Find how many lines contain the word "почтовой" and state that number alone.

** BEGIN Input rows **

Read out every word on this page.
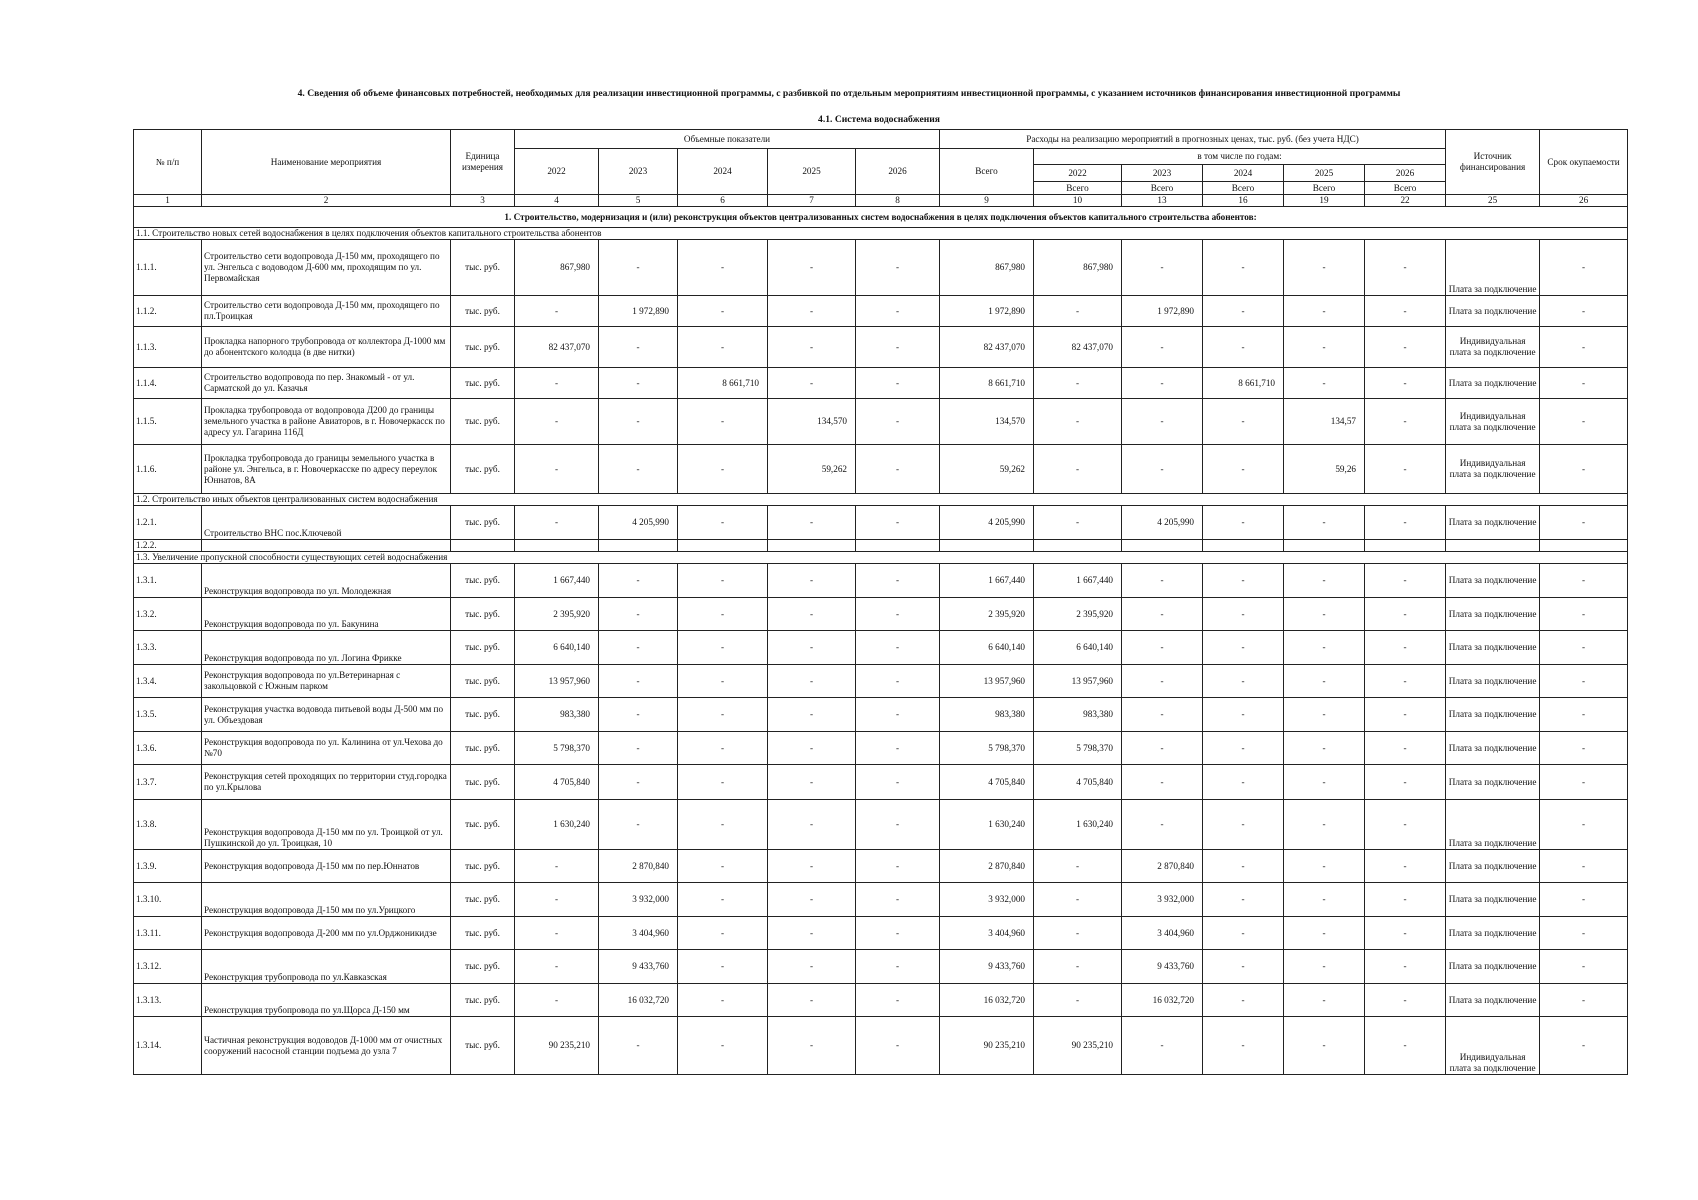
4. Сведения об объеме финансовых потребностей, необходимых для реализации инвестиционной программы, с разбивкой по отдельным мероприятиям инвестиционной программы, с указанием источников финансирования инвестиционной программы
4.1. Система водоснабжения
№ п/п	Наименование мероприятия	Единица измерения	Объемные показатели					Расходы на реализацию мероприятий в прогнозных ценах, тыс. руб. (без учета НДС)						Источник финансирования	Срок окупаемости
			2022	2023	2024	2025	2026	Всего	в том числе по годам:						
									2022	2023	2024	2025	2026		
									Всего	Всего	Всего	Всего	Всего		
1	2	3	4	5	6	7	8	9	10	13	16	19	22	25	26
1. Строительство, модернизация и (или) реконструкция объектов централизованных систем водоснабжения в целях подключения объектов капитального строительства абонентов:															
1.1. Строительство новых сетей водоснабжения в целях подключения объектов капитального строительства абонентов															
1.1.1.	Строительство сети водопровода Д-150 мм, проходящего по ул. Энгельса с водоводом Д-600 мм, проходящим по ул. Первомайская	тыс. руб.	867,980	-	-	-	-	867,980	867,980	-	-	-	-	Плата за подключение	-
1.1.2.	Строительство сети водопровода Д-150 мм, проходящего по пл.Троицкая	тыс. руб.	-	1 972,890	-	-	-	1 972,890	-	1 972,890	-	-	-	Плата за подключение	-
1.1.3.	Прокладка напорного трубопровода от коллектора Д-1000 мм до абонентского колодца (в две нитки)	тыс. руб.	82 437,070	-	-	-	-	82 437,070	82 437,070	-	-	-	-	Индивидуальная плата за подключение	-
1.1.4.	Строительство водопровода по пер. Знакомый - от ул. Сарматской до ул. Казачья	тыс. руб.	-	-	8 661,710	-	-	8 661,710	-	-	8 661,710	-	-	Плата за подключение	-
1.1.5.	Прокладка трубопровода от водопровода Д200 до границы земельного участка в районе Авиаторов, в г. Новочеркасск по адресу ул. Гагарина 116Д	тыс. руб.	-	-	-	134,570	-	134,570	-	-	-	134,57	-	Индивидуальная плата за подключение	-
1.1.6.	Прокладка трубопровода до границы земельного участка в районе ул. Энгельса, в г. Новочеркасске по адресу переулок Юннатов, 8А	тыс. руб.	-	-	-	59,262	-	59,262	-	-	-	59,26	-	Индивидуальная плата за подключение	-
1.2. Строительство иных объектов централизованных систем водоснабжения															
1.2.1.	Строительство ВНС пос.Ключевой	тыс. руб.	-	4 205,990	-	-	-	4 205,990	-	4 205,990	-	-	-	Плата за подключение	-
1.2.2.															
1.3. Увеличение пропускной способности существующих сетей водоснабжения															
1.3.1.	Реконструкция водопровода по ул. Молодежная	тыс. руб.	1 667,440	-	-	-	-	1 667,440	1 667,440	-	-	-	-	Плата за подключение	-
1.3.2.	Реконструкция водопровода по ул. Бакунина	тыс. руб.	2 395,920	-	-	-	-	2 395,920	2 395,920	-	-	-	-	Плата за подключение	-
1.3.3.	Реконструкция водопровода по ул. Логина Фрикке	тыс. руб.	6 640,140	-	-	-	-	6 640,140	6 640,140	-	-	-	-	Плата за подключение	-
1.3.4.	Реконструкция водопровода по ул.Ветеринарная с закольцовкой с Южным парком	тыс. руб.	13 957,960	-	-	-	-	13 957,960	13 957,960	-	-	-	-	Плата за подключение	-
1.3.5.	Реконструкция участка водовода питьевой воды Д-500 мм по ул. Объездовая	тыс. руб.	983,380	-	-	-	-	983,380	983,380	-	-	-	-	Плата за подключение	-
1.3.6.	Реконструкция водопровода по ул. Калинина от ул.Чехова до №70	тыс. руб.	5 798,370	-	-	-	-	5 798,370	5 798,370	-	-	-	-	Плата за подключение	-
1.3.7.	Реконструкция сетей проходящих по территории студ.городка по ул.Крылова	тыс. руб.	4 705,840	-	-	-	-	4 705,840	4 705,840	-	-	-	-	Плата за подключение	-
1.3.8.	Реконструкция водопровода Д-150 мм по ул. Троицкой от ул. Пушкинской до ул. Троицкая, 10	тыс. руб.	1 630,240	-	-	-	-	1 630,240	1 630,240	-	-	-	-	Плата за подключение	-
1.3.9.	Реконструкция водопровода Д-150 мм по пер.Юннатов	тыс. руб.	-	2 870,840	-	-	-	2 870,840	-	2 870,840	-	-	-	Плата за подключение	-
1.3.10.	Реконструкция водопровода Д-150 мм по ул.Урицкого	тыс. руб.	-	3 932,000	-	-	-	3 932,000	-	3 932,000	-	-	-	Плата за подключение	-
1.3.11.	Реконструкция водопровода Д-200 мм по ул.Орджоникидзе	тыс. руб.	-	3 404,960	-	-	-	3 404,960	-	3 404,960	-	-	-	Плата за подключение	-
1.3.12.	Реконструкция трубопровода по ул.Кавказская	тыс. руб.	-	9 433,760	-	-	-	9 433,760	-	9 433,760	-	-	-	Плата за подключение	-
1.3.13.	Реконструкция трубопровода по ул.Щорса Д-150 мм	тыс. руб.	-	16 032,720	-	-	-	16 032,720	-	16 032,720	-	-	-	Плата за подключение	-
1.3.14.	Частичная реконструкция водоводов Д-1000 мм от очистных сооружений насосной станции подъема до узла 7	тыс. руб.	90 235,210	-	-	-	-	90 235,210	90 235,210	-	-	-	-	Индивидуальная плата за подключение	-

** END Input rows **
** BEGIN Input rows **

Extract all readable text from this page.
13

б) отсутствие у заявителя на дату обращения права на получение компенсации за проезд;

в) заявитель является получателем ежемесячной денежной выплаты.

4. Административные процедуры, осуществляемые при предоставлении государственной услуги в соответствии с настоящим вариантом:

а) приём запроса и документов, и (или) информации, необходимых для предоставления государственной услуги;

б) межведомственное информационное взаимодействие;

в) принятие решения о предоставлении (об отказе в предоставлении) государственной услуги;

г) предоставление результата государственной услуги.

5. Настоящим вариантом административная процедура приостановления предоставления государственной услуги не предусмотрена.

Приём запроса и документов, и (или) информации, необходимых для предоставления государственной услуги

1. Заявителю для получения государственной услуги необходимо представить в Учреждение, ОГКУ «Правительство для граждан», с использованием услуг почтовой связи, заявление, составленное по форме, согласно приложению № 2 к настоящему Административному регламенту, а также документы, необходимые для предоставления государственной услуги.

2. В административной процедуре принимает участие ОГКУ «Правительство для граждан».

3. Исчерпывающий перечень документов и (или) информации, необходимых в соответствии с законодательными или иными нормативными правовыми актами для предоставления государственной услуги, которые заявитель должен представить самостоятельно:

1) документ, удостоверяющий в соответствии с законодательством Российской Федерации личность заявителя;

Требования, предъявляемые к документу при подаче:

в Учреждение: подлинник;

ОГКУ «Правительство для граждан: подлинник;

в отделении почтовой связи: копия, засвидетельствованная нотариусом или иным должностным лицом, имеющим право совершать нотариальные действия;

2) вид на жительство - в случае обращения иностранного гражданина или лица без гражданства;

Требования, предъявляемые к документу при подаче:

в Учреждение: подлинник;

** END Input rows **

- [Problem solution]
2